Write out each entry word for word.

[[ GIVEN ENTRIES, beginning ]]

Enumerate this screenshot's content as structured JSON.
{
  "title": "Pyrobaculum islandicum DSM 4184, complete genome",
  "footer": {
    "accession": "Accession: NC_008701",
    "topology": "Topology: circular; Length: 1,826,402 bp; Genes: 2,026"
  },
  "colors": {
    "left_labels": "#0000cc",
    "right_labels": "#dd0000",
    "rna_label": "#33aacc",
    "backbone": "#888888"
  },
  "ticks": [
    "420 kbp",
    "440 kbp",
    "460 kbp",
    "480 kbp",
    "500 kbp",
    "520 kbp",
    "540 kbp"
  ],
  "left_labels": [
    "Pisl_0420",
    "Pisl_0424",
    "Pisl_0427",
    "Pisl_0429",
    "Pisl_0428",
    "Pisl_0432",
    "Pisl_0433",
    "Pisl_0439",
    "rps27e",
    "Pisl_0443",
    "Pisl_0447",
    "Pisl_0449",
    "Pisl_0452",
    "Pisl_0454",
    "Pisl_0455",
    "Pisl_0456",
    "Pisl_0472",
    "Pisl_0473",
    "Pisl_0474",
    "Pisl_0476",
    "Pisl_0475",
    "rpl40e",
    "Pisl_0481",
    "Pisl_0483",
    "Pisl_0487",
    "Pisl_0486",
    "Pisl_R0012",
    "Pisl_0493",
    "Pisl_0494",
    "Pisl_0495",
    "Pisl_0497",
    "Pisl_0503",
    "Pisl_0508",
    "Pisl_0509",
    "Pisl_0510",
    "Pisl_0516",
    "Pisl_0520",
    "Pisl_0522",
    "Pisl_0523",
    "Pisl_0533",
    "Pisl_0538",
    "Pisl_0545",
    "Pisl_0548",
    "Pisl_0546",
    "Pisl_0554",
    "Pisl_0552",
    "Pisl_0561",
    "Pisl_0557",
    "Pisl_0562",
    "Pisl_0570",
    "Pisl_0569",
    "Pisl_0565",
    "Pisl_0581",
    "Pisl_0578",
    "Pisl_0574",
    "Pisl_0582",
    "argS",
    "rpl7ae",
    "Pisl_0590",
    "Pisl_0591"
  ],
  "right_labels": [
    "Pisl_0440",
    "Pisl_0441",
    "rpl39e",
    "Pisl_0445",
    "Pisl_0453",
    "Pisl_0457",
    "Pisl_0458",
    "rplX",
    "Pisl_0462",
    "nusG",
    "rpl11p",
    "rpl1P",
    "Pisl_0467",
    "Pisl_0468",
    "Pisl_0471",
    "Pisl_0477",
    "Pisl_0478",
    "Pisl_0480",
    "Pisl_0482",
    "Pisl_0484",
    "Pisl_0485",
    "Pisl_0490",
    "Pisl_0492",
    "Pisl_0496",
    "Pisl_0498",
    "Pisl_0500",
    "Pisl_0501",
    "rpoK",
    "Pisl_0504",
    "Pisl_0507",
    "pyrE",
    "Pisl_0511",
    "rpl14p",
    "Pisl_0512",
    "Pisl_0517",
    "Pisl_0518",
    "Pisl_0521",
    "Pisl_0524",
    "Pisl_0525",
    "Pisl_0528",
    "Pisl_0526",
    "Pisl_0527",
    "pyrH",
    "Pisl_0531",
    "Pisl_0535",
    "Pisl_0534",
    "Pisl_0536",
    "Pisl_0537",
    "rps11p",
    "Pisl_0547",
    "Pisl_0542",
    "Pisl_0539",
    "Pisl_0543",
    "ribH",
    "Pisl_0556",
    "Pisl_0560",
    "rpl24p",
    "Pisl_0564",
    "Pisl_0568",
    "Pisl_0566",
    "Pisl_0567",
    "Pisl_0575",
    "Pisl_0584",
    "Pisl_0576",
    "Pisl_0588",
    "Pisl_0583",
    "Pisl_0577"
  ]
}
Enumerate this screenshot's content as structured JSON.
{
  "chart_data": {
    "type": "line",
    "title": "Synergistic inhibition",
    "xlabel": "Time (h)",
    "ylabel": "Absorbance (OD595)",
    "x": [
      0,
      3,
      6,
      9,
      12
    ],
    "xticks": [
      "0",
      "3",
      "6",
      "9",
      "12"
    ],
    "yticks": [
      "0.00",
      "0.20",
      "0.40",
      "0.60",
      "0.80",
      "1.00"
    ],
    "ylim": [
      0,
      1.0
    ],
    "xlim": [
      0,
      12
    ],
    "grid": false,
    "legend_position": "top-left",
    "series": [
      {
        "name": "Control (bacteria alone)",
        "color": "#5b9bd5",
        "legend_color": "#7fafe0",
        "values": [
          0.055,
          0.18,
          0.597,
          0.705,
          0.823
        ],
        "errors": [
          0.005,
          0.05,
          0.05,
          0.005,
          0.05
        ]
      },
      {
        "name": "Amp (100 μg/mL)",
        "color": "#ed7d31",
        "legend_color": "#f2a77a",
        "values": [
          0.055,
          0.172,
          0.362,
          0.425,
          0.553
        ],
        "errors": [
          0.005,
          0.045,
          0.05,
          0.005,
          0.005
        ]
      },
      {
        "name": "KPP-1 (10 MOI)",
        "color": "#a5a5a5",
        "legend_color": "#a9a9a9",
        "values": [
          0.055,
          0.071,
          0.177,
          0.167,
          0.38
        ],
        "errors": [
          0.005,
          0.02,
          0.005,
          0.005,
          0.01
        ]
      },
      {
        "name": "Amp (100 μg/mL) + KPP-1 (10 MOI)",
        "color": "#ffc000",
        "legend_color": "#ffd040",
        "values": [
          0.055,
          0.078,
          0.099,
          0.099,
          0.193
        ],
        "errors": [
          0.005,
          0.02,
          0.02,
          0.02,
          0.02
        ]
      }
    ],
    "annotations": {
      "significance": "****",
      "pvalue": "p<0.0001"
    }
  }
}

[[ GIVEN ENTRIES, end ]]

§ **WRITTEN SOLUTION**:
Enumerate this screenshot's content as structured JSON.
{
  "title": "Pyrobaculum islandicum DSM 4184, complete genome",
  "footer": {
    "accession": "Accession: NC_008701",
    "topology": "Topology: circular; Length: 1,826,402 bp; Genes: 2,026"
  },
  "colors": {
    "left_labels": "#0000cc",
    "right_labels": "#dd0000",
    "rna_label": "#33aacc",
    "backbone": "#888888"
  },
  "ticks": [
    "420 kbp",
    "440 kbp",
    "460 kbp",
    "480 kbp",
    "500 kbp",
    "520 kbp",
    "540 kbp"
  ],
  "left_labels": [
    "Pisl_0420",
    "Pisl_0424",
    "Pisl_0427",
    "Pisl_0429",
    "Pisl_0428",
    "Pisl_0432",
    "Pisl_0433",
    "Pisl_0439",
    "rps27e",
    "Pisl_0443",
    "Pisl_0447",
    "Pisl_0449",
    "Pisl_0452",
    "Pisl_0454",
    "Pisl_0455",
    "Pisl_0456",
    "Pisl_0472",
    "Pisl_0473",
    "Pisl_0474",
    "Pisl_0476",
    "Pisl_0475",
    "rpl40e",
    "Pisl_0481",
    "Pisl_0483",
    "Pisl_0487",
    "Pisl_0486",
    "Pisl_R0012",
    "Pisl_0493",
    "Pisl_0494",
    "Pisl_0495",
    "Pisl_0497",
    "Pisl_0503",
    "Pisl_0508",
    "Pisl_0509",
    "Pisl_0510",
    "Pisl_0516",
    "Pisl_0520",
    "Pisl_0522",
    "Pisl_0523",
    "Pisl_0533",
    "Pisl_0538",
    "Pisl_0545",
    "Pisl_0548",
    "Pisl_0546",
    "Pisl_0554",
    "Pisl_0552",
    "Pisl_0561",
    "Pisl_0557",
    "Pisl_0562",
    "Pisl_0570",
    "Pisl_0569",
    "Pisl_0565",
    "Pisl_0581",
    "Pisl_0578",
    "Pisl_0574",
    "Pisl_0582",
    "argS",
    "rpl7ae",
    "Pisl_0590",
    "Pisl_0591"
  ],
  "right_labels": [
    "Pisl_0440",
    "Pisl_0441",
    "rpl39e",
    "Pisl_0445",
    "Pisl_0453",
    "Pisl_0457",
    "Pisl_0458",
    "rplX",
    "Pisl_0462",
    "nusG",
    "rpl11p",
    "rpl1P",
    "Pisl_0467",
    "Pisl_0468",
    "Pisl_0471",
    "Pisl_0477",
    "Pisl_0478",
    "Pisl_0480",
    "Pisl_0482",
    "Pisl_0484",
    "Pisl_0485",
    "Pisl_0490",
    "Pisl_0492",
    "Pisl_0496",
    "Pisl_0498",
    "Pisl_0500",
    "Pisl_0501",
    "rpoK",
    "Pisl_0504",
    "Pisl_0507",
    "pyrE",
    "Pisl_0511",
    "rpl14p",
    "Pisl_0512",
    "Pisl_0517",
    "Pisl_0518",
    "Pisl_0521",
    "Pisl_0524",
    "Pisl_0525",
    "Pisl_0528",
    "Pisl_0526",
    "Pisl_0527",
    "pyrH",
    "Pisl_0531",
    "Pisl_0535",
    "Pisl_0534",
    "Pisl_0536",
    "Pisl_0537",
    "rps11p",
    "Pisl_0547",
    "Pisl_0542",
    "Pisl_0539",
    "Pisl_0543",
    "ribH",
    "Pisl_0556",
    "Pisl_0560",
    "rpl24p",
    "Pisl_0564",
    "Pisl_0568",
    "Pisl_0566",
    "Pisl_0567",
    "Pisl_0575",
    "Pisl_0584",
    "Pisl_0576",
    "Pisl_0588",
    "Pisl_0583",
    "Pisl_0577"
  ]
}
Enumerate this screenshot's content as structured JSON.
{
  "chart_data": {
    "type": "line",
    "title": "Synergistic inhibition",
    "xlabel": "Time (h)",
    "ylabel": "Absorbance (OD595)",
    "x": [
      0,
      3,
      6,
      9,
      12
    ],
    "xticks": [
      "0",
      "3",
      "6",
      "9",
      "12"
    ],
    "yticks": [
      "0.00",
      "0.20",
      "0.40",
      "0.60",
      "0.80",
      "1.00"
    ],
    "ylim": [
      0,
      1.0
    ],
    "xlim": [
      0,
      12
    ],
    "grid": false,
    "legend_position": "top-left",
    "series": [
      {
        "name": "Control (bacteria alone)",
        "color": "#5b9bd5",
        "legend_color": "#7fafe0",
        "values": [
          0.055,
          0.18,
          0.597,
          0.705,
          0.823
        ],
        "errors": [
          0.005,
          0.05,
          0.05,
          0.005,
          0.05
        ]
      },
      {
        "name": "Amp (100 μg/mL)",
        "color": "#ed7d31",
        "legend_color": "#f2a77a",
        "values": [
          0.055,
          0.172,
          0.362,
          0.425,
          0.553
        ],
        "errors": [
          0.005,
          0.045,
          0.05,
          0.005,
          0.005
        ]
      },
      {
        "name": "KPP-1 (10 MOI)",
        "color": "#a5a5a5",
        "legend_color": "#a9a9a9",
        "values": [
          0.055,
          0.071,
          0.177,
          0.167,
          0.38
        ],
        "errors": [
          0.005,
          0.02,
          0.005,
          0.005,
          0.01
        ]
      },
      {
        "name": "Amp (100 μg/mL) + KPP-1 (10 MOI)",
        "color": "#ffc000",
        "legend_color": "#ffd040",
        "values": [
          0.055,
          0.078,
          0.099,
          0.099,
          0.193
        ],
        "errors": [
          0.005,
          0.02,
          0.02,
          0.02,
          0.02
        ]
      }
    ],
    "annotations": {
      "significance": "****",
      "pvalue": "p<0.0001"
    }
  }
}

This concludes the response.